**EXERCISE DIRECTIONS**:
Here are some records; quote them exactly, leaving out the pictures.

**PROVIDED MATERIAL**:
>>

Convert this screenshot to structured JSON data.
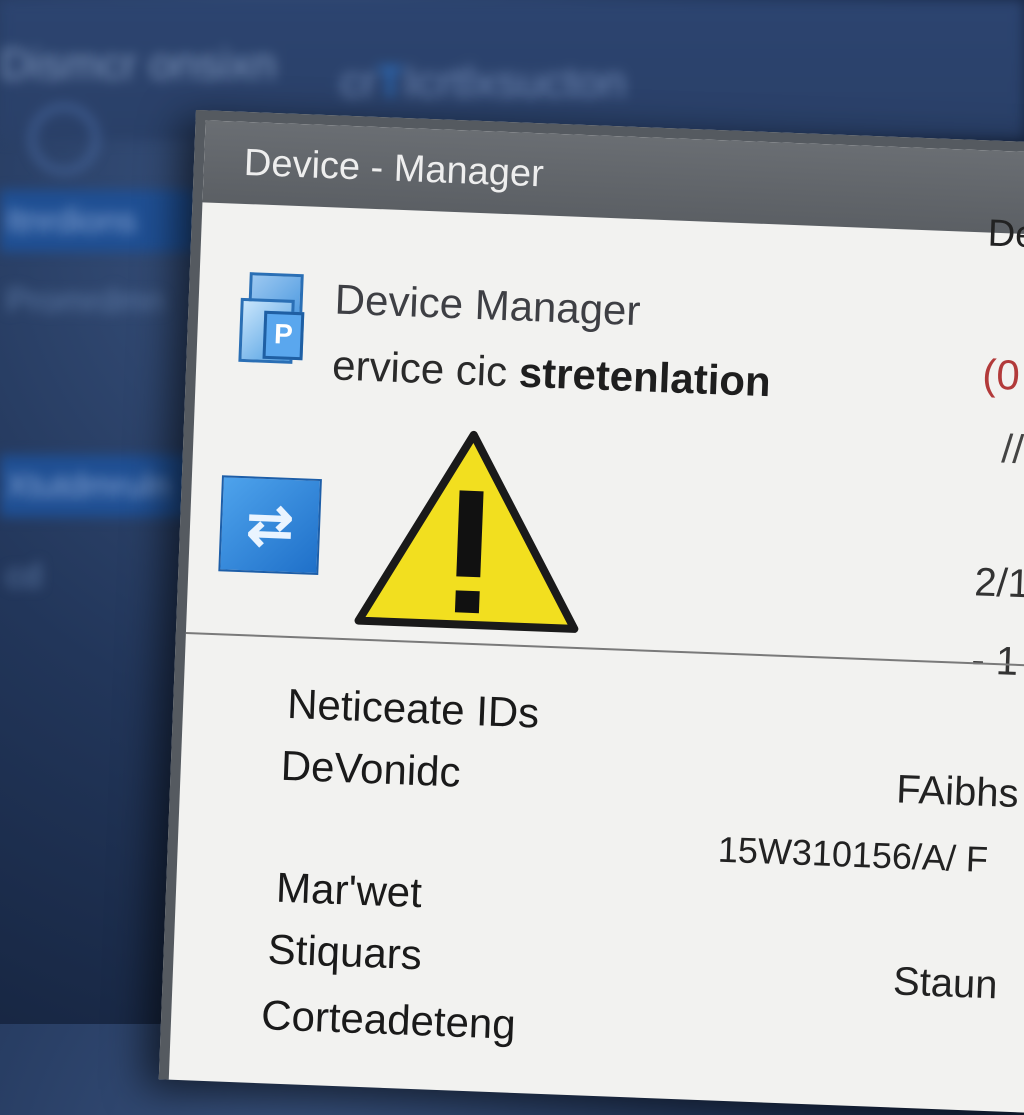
{
  "background": {
    "title_left": "Dismcr onsixn",
    "title_right_a": "cr",
    "title_right_hl": "T",
    "title_right_b": "Icrtlxsucton",
    "sidebar_items": [
      "Itnrdions",
      "Promrdmn",
      "Xtutdmruln",
      "cd"
    ]
  },
  "window": {
    "title": "Device - Manager",
    "title_right": "De",
    "heading": "Device Manager",
    "subheading_normal": "ervice cic ",
    "subheading_bold": "stretenlation",
    "right_top": "(0",
    "right_slash": "//",
    "right_date": "2/1",
    "right_dash": "- 1",
    "fields": {
      "f1": "Neticeate IDs",
      "f2": "DeVonidc",
      "f3": "Mar'wet",
      "f4": "Stiquars",
      "f5": "Corteadeteng"
    },
    "values": {
      "v1": "FAibhs",
      "v2": "15W310156/A/ F",
      "v3": "Staun"
    }
  },
  "icons": {
    "app": "device-manager-icon",
    "network": "network-adapter-icon",
    "warning": "warning-icon"
  },
  "colors": {
    "warning_fill": "#f2df1f",
    "accent": "#2d7dd8",
    "status_red": "#b23a3a"
  }
}
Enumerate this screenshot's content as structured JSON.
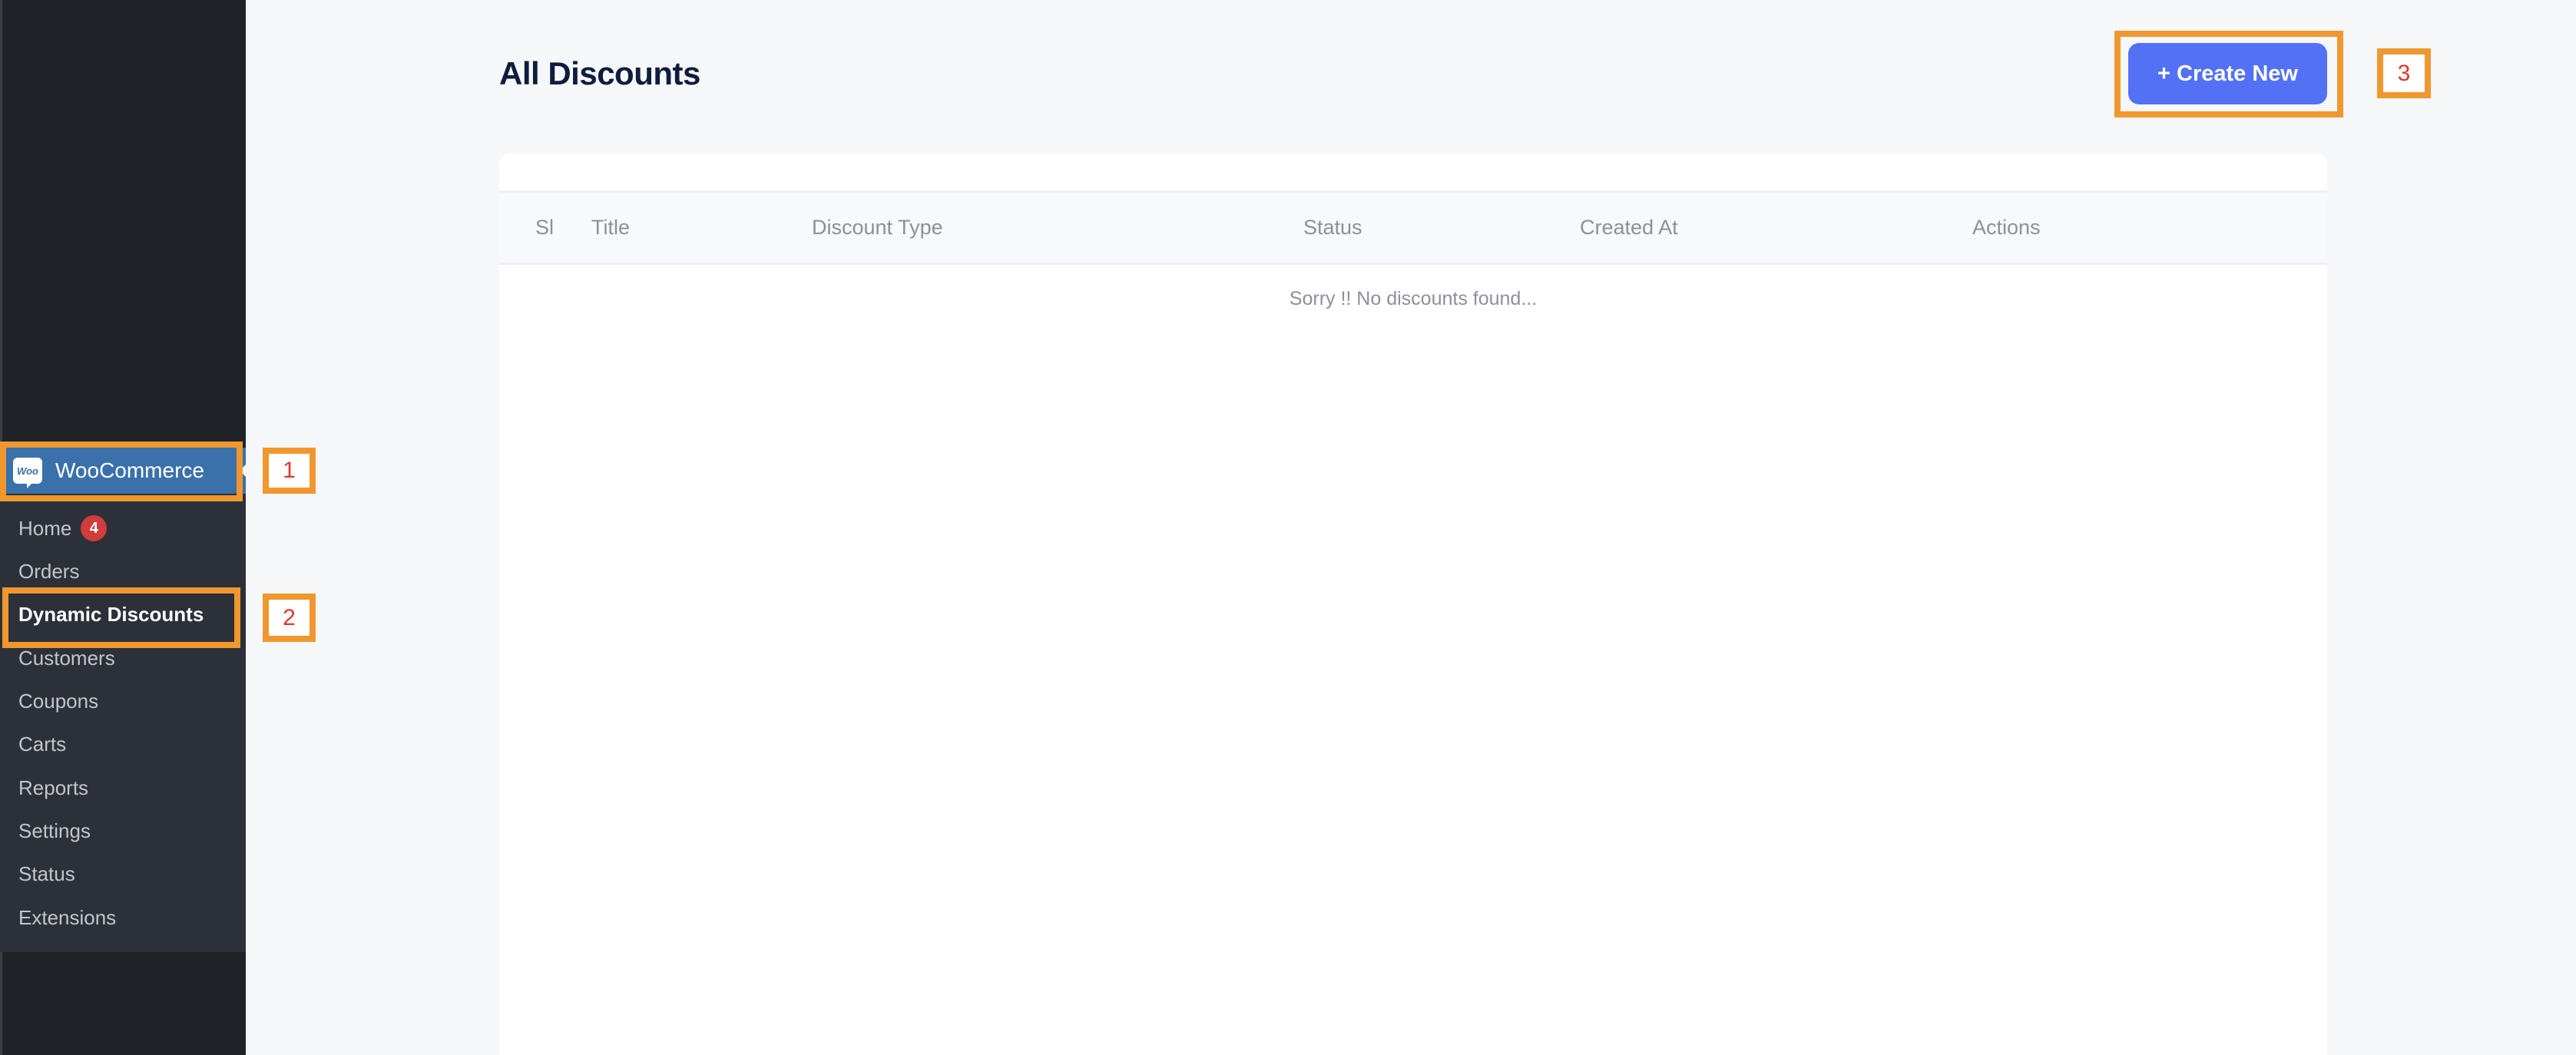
{
  "sidebar": {
    "menu_parent": {
      "label": "WooCommerce",
      "icon": "woo-logo-icon",
      "logo_text": "Woo",
      "color": "#3a71ab"
    },
    "submenu": [
      {
        "label": "Home",
        "badge": "4"
      },
      {
        "label": "Orders"
      },
      {
        "label": "Dynamic Discounts",
        "active": true
      },
      {
        "label": "Customers"
      },
      {
        "label": "Coupons"
      },
      {
        "label": "Carts"
      },
      {
        "label": "Reports"
      },
      {
        "label": "Settings"
      },
      {
        "label": "Status"
      },
      {
        "label": "Extensions"
      }
    ]
  },
  "annotations": [
    {
      "label": "1",
      "target": "WooCommerce"
    },
    {
      "label": "2",
      "target": "Dynamic Discounts"
    },
    {
      "label": "3",
      "target": "+ Create New"
    }
  ],
  "header": {
    "title": "All Discounts",
    "create_button_label": "+ Create New",
    "accent_color": "#5271f5"
  },
  "table": {
    "columns": [
      "Sl",
      "Title",
      "Discount Type",
      "Status",
      "Created At",
      "Actions"
    ],
    "rows": [],
    "empty_message": "Sorry !! No discounts found..."
  }
}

<<

**TASK OUTPUT**:
Convert this screenshot to structured JSON data.
{
  "background": {
    "title_left": "Dismcr onsixn",
    "title_right_a": "cr",
    "title_right_hl": "T",
    "title_right_b": "Icrtlxsucton",
    "sidebar_items": [
      "Itnrdions",
      "Promrdmn",
      "Xtutdmruln",
      "cd"
    ]
  },
  "window": {
    "title": "Device - Manager",
    "title_right": "De",
    "heading": "Device Manager",
    "subheading_normal": "ervice cic ",
    "subheading_bold": "stretenlation",
    "right_top": "(0",
    "right_slash": "//",
    "right_date": "2/1",
    "right_dash": "- 1",
    "fields": {
      "f1": "Neticeate IDs",
      "f2": "DeVonidc",
      "f3": "Mar'wet",
      "f4": "Stiquars",
      "f5": "Corteadeteng"
    },
    "values": {
      "v1": "FAibhs",
      "v2": "15W310156/A/ F",
      "v3": "Staun"
    }
  },
  "icons": {
    "app": "device-manager-icon",
    "network": "network-adapter-icon",
    "warning": "warning-icon"
  },
  "colors": {
    "warning_fill": "#f2df1f",
    "accent": "#2d7dd8",
    "status_red": "#b23a3a"
  }
}
Enumerate this screenshot's content as structured JSON.
{
  "sidebar": {
    "menu_parent": {
      "label": "WooCommerce",
      "icon": "woo-logo-icon",
      "logo_text": "Woo",
      "color": "#3a71ab"
    },
    "submenu": [
      {
        "label": "Home",
        "badge": "4"
      },
      {
        "label": "Orders"
      },
      {
        "label": "Dynamic Discounts",
        "active": true
      },
      {
        "label": "Customers"
      },
      {
        "label": "Coupons"
      },
      {
        "label": "Carts"
      },
      {
        "label": "Reports"
      },
      {
        "label": "Settings"
      },
      {
        "label": "Status"
      },
      {
        "label": "Extensions"
      }
    ]
  },
  "annotations": [
    {
      "label": "1",
      "target": "WooCommerce"
    },
    {
      "label": "2",
      "target": "Dynamic Discounts"
    },
    {
      "label": "3",
      "target": "+ Create New"
    }
  ],
  "header": {
    "title": "All Discounts",
    "create_button_label": "+ Create New",
    "accent_color": "#5271f5"
  },
  "table": {
    "columns": [
      "Sl",
      "Title",
      "Discount Type",
      "Status",
      "Created At",
      "Actions"
    ],
    "rows": [],
    "empty_message": "Sorry !! No discounts found..."
  }
}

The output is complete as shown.